**Texte extrait**
◇ ◇ ◇ ◇

La pauvreté et la richesse sont des épreuves tellement difficiles que le Prophète (r) consacrait des invocations pour s’en préserver.[9] Il avait aussi prévenu ses Compagnons que les portes de l’opulence allaient bientôt s’ouvrir à eux, et que cette épreuve qui les attend sera loin d’être de tout repos : « Je jure par Allah, s’exclama-t-il, que ce n'est pas la pauvreté qui m’inquiète le plus pour vous, mais plutôt la prospérité qui se profile et qui risque de produire le même effet sur vous que sur les peuples anciens ayant baigné dans l’opulence après avoir connu la misère. Ce sont bien les richesses pour lesquelles ils se sont querellés, qui ont précipité leur perte, et bientôt, vous y serez confrontées. »[10]

 

[Les deux facteurs qui parasitent la foi]

 

Or, une déficience au niveau de la foi est le résultat de deux scénarios possibles : la capacité et l’incapacité d’agir. Dans la première hypothèse, étant mu par la capacité d’agir, les intéressés se livrent aux pires exactions telles que l’adultère, l’association, le blasphème infondée, l’iniquité, le renoncement au rite collectif, et à l’invocation exclusive, etc. chacun a des degrés différents en fonction des tempéraments et des moyens d’action. En effet, selon une loi naturelle, l’action est la somme de la volonté et de la capacité. La capacité associée à une âme mauvaise génère des atrocités sans limites, à l’instar des grands tyrans de l’Histoire tels que Pharaon qui, en plus de posséder un pouvoir d’action despotique, sont animés par des pulsions malsaines qu’ils sont incapables de maitriser. Leur manque de scrupule religieux élargit considérablement leur capacité de nuisance. Soit tout l’inverse des croyants qui, autant que faire se peut, se plient à la Volonté de Dieu, loin de cette fougue rebelle impulsant la tyrannie.

◇ ◇ ◇ ◇

**Consigne a**
Rassemblez toutes les lignes des enregistrements qui contiennent la chaîne « zuul », en respectant la casse.
Le texte extrait et les enregistrements n'ont aucun rapport entre eux.

**Lignes de données**
◇ ◇ ◇ ◇

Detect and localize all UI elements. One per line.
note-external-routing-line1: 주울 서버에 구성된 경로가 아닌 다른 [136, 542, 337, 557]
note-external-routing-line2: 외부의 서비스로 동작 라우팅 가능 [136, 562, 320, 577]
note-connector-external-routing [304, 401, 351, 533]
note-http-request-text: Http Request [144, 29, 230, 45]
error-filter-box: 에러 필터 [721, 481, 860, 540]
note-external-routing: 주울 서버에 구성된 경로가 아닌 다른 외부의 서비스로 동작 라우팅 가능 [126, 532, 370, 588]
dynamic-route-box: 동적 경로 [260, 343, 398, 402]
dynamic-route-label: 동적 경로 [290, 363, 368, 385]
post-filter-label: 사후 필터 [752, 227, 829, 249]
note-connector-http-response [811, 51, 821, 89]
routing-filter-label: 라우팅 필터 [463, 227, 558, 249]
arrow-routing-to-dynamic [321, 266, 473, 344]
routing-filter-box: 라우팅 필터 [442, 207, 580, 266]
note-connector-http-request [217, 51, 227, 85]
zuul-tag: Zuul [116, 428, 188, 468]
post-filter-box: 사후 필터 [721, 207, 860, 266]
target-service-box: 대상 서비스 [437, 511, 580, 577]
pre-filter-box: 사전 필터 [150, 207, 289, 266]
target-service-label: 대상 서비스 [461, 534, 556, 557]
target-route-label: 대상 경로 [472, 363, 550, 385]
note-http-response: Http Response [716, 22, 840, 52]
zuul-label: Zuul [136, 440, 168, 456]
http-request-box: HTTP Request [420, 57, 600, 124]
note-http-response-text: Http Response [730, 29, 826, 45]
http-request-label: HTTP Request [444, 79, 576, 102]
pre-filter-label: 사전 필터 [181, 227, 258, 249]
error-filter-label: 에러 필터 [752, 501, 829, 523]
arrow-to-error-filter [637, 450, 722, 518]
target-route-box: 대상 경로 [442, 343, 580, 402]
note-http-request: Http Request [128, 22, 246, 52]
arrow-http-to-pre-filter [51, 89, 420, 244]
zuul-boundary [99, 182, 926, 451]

◇ ◇ ◇ ◇

**Consigne b**
Résumez le texte extrait en deux phrases, s'il vous plaît.

**Réponse complète a**
zuul-tag: Zuul [116, 428, 188, 468]
zuul-label: Zuul [136, 440, 168, 456]
zuul-boundary [99, 182, 926, 451]

**Réponse complète b**
Le Prophète s'inquiétait davantage pour ses Compagnons de la prospérité à venir que de la pauvreté, car les richesses pour lesquelles les peuples anciens s'étaient querellés avaient précipité leur perte. Une déficience de la foi résulte soit de la capacité, soit de l'incapacité d'agir, et la capacité associée à une âme mauvaise engendre des atrocités sans limites, comme chez Pharaon, tout l'inverse des croyants qui se plient à la Volonté de Dieu.